[Items from a data source]
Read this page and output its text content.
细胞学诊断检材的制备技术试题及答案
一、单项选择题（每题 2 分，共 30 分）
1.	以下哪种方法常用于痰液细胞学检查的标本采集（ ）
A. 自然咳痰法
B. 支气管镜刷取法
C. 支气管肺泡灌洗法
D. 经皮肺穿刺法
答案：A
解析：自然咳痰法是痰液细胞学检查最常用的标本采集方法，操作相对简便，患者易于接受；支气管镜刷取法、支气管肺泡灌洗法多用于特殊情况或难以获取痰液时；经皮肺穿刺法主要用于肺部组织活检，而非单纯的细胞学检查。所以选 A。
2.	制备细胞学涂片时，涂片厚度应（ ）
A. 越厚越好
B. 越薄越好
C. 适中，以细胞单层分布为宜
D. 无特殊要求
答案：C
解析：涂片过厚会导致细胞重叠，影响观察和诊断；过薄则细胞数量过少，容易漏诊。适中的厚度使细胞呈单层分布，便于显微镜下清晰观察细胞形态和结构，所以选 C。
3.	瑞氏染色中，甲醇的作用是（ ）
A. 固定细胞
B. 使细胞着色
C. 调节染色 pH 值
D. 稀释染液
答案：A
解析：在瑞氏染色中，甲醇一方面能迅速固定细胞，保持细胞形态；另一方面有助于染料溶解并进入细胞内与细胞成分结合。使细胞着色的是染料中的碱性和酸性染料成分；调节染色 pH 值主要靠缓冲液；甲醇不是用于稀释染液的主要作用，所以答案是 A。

TASK DESCRIPTION —
Repeat the records exactly, including every line.

WRITTEN ANSWER —
Read this page and output its text content.
细胞学诊断检材的制备技术试题及答案
一、单项选择题（每题 2 分，共 30 分）
1.	以下哪种方法常用于痰液细胞学检查的标本采集（ ）
A. 自然咳痰法
B. 支气管镜刷取法
C. 支气管肺泡灌洗法
D. 经皮肺穿刺法
答案：A
解析：自然咳痰法是痰液细胞学检查最常用的标本采集方法，操作相对简便，患者易于接受；支气管镜刷取法、支气管肺泡灌洗法多用于特殊情况或难以获取痰液时；经皮肺穿刺法主要用于肺部组织活检，而非单纯的细胞学检查。所以选 A。
2.	制备细胞学涂片时，涂片厚度应（ ）
A. 越厚越好
B. 越薄越好
C. 适中，以细胞单层分布为宜
D. 无特殊要求
答案：C
解析：涂片过厚会导致细胞重叠，影响观察和诊断；过薄则细胞数量过少，容易漏诊。适中的厚度使细胞呈单层分布，便于显微镜下清晰观察细胞形态和结构，所以选 C。
3.	瑞氏染色中，甲醇的作用是（ ）
A. 固定细胞
B. 使细胞着色
C. 调节染色 pH 值
D. 稀释染液
答案：A
解析：在瑞氏染色中，甲醇一方面能迅速固定细胞，保持细胞形态；另一方面有助于染料溶解并进入细胞内与细胞成分结合。使细胞着色的是染料中的碱性和酸性染料成分；调节染色 pH 值主要靠缓冲液；甲醇不是用于稀释染液的主要作用，所以答案是 A。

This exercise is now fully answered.